WORK TO DO
Extract the full listing verbatim and drop any pictures from your copy.

##### ITEMS

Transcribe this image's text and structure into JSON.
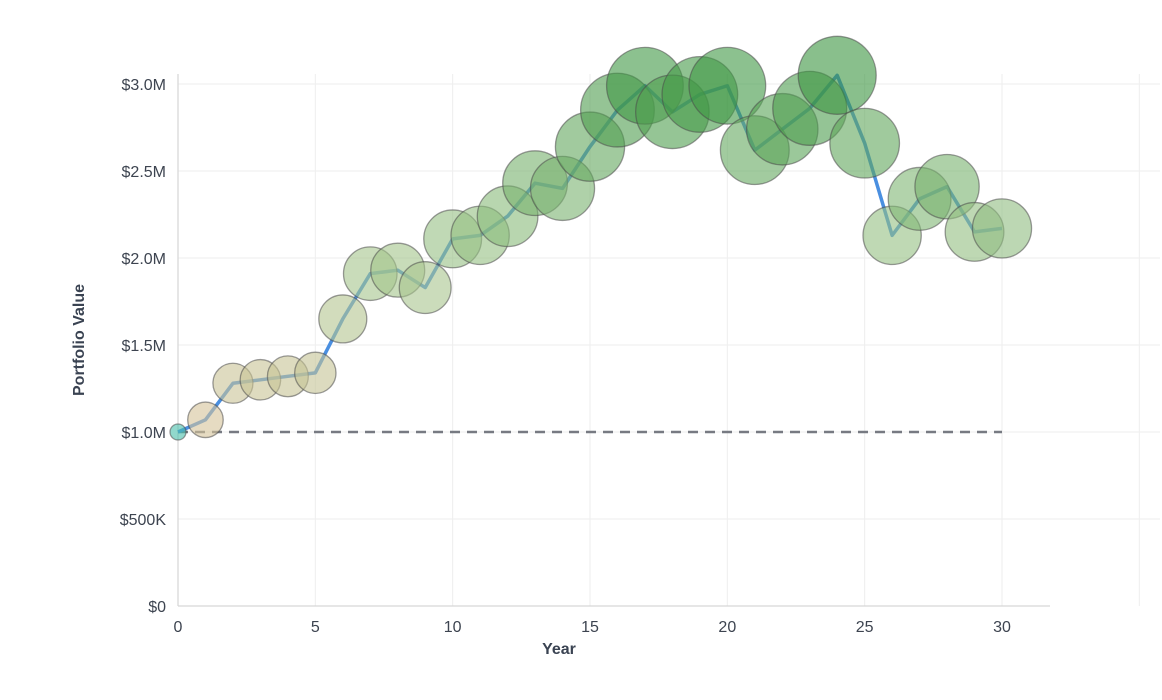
{
  "chart_data": {
    "type": "line",
    "title": "",
    "xlabel": "Year",
    "ylabel": "Portfolio Value",
    "xlim": [
      0,
      35
    ],
    "ylim": [
      0,
      3100000
    ],
    "x_ticks": [
      0,
      5,
      10,
      15,
      20,
      25,
      30
    ],
    "y_ticks": [
      {
        "value": 0,
        "label": "$0"
      },
      {
        "value": 500000,
        "label": "$500K"
      },
      {
        "value": 1000000,
        "label": "$1.0M"
      },
      {
        "value": 1500000,
        "label": "$1.5M"
      },
      {
        "value": 2000000,
        "label": "$2.0M"
      },
      {
        "value": 2500000,
        "label": "$2.5M"
      },
      {
        "value": 3000000,
        "label": "$3.0M"
      }
    ],
    "grid": true,
    "series": [
      {
        "line_color": "#4a8fe0",
        "bubble_color": "#3f9a3f",
        "x": [
          0,
          1,
          2,
          3,
          4,
          5,
          6,
          7,
          8,
          9,
          10,
          11,
          12,
          13,
          14,
          15,
          16,
          17,
          18,
          19,
          20,
          21,
          22,
          23,
          24,
          25,
          26,
          27,
          28,
          29,
          30
        ],
        "y": [
          1000000,
          1070000,
          1280000,
          1300000,
          1320000,
          1340000,
          1650000,
          1910000,
          1930000,
          1830000,
          2110000,
          2130000,
          2240000,
          2430000,
          2400000,
          2640000,
          2850000,
          2990000,
          2840000,
          2940000,
          2990000,
          2620000,
          2740000,
          2860000,
          3050000,
          2660000,
          2130000,
          2340000,
          2410000,
          2150000,
          2170000
        ]
      }
    ],
    "reference_line": {
      "y": 1000000,
      "x_start": 0,
      "x_end": 30,
      "style": "dashed",
      "color": "#777a82"
    }
  }
}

##########

OUTPUT FOR THIS TASK
Transcribe this image's text and structure into JSON.
{
  "chart_data": {
    "type": "line",
    "title": "",
    "xlabel": "Year",
    "ylabel": "Portfolio Value",
    "xlim": [
      0,
      35
    ],
    "ylim": [
      0,
      3100000
    ],
    "x_ticks": [
      0,
      5,
      10,
      15,
      20,
      25,
      30
    ],
    "y_ticks": [
      {
        "value": 0,
        "label": "$0"
      },
      {
        "value": 500000,
        "label": "$500K"
      },
      {
        "value": 1000000,
        "label": "$1.0M"
      },
      {
        "value": 1500000,
        "label": "$1.5M"
      },
      {
        "value": 2000000,
        "label": "$2.0M"
      },
      {
        "value": 2500000,
        "label": "$2.5M"
      },
      {
        "value": 3000000,
        "label": "$3.0M"
      }
    ],
    "grid": true,
    "series": [
      {
        "line_color": "#4a8fe0",
        "bubble_color": "#3f9a3f",
        "x": [
          0,
          1,
          2,
          3,
          4,
          5,
          6,
          7,
          8,
          9,
          10,
          11,
          12,
          13,
          14,
          15,
          16,
          17,
          18,
          19,
          20,
          21,
          22,
          23,
          24,
          25,
          26,
          27,
          28,
          29,
          30
        ],
        "y": [
          1000000,
          1070000,
          1280000,
          1300000,
          1320000,
          1340000,
          1650000,
          1910000,
          1930000,
          1830000,
          2110000,
          2130000,
          2240000,
          2430000,
          2400000,
          2640000,
          2850000,
          2990000,
          2840000,
          2940000,
          2990000,
          2620000,
          2740000,
          2860000,
          3050000,
          2660000,
          2130000,
          2340000,
          2410000,
          2150000,
          2170000
        ]
      }
    ],
    "reference_line": {
      "y": 1000000,
      "x_start": 0,
      "x_end": 30,
      "style": "dashed",
      "color": "#777a82"
    }
  }
}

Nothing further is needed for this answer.